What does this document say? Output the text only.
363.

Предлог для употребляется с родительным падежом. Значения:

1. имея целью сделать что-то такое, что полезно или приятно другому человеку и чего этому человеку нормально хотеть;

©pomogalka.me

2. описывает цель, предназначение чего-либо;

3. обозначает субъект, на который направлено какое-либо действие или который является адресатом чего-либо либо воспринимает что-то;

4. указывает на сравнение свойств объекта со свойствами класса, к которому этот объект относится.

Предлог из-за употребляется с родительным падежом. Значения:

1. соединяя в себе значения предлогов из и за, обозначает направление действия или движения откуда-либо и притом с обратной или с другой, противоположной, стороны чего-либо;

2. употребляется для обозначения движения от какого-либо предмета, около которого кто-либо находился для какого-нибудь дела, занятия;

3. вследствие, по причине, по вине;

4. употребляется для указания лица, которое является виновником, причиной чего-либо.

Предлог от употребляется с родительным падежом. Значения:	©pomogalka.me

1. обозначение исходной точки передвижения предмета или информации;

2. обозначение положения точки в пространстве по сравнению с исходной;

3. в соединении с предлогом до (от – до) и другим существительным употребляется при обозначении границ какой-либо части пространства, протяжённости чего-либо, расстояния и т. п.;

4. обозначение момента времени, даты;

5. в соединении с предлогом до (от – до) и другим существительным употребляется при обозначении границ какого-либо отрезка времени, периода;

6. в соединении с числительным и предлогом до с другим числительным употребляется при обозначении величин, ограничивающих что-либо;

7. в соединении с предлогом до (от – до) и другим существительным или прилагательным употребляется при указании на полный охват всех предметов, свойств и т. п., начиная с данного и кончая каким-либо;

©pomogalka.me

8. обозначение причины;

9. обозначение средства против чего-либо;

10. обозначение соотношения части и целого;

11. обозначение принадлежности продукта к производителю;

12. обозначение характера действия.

┄┄┄┄┄┄┄┄┄┄┄┄┄┄┄┄┄┄┄┄

* _Exercise_
Return all of the above records exactly, leaving no line out.

* _Response for this exercise_
What does this document say? Output the text only.
363.

Предлог для употребляется с родительным падежом. Значения:

1. имея целью сделать что-то такое, что полезно или приятно другому человеку и чего этому человеку нормально хотеть;

©pomogalka.me

2. описывает цель, предназначение чего-либо;

3. обозначает субъект, на который направлено какое-либо действие или который является адресатом чего-либо либо воспринимает что-то;

4. указывает на сравнение свойств объекта со свойствами класса, к которому этот объект относится.

Предлог из-за употребляется с родительным падежом. Значения:

1. соединяя в себе значения предлогов из и за, обозначает направление действия или движения откуда-либо и притом с обратной или с другой, противоположной, стороны чего-либо;

2. употребляется для обозначения движения от какого-либо предмета, около которого кто-либо находился для какого-нибудь дела, занятия;

3. вследствие, по причине, по вине;

4. употребляется для указания лица, которое является виновником, причиной чего-либо.

Предлог от употребляется с родительным падежом. Значения:	©pomogalka.me

1. обозначение исходной точки передвижения предмета или информации;

2. обозначение положения точки в пространстве по сравнению с исходной;

3. в соединении с предлогом до (от – до) и другим существительным употребляется при обозначении границ какой-либо части пространства, протяжённости чего-либо, расстояния и т. п.;

4. обозначение момента времени, даты;

5. в соединении с предлогом до (от – до) и другим существительным употребляется при обозначении границ какого-либо отрезка времени, периода;

6. в соединении с числительным и предлогом до с другим числительным употребляется при обозначении величин, ограничивающих что-либо;

7. в соединении с предлогом до (от – до) и другим существительным или прилагательным употребляется при указании на полный охват всех предметов, свойств и т. п., начиная с данного и кончая каким-либо;

©pomogalka.me

8. обозначение причины;

9. обозначение средства против чего-либо;

10. обозначение соотношения части и целого;

11. обозначение принадлежности продукта к производителю;

12. обозначение характера действия.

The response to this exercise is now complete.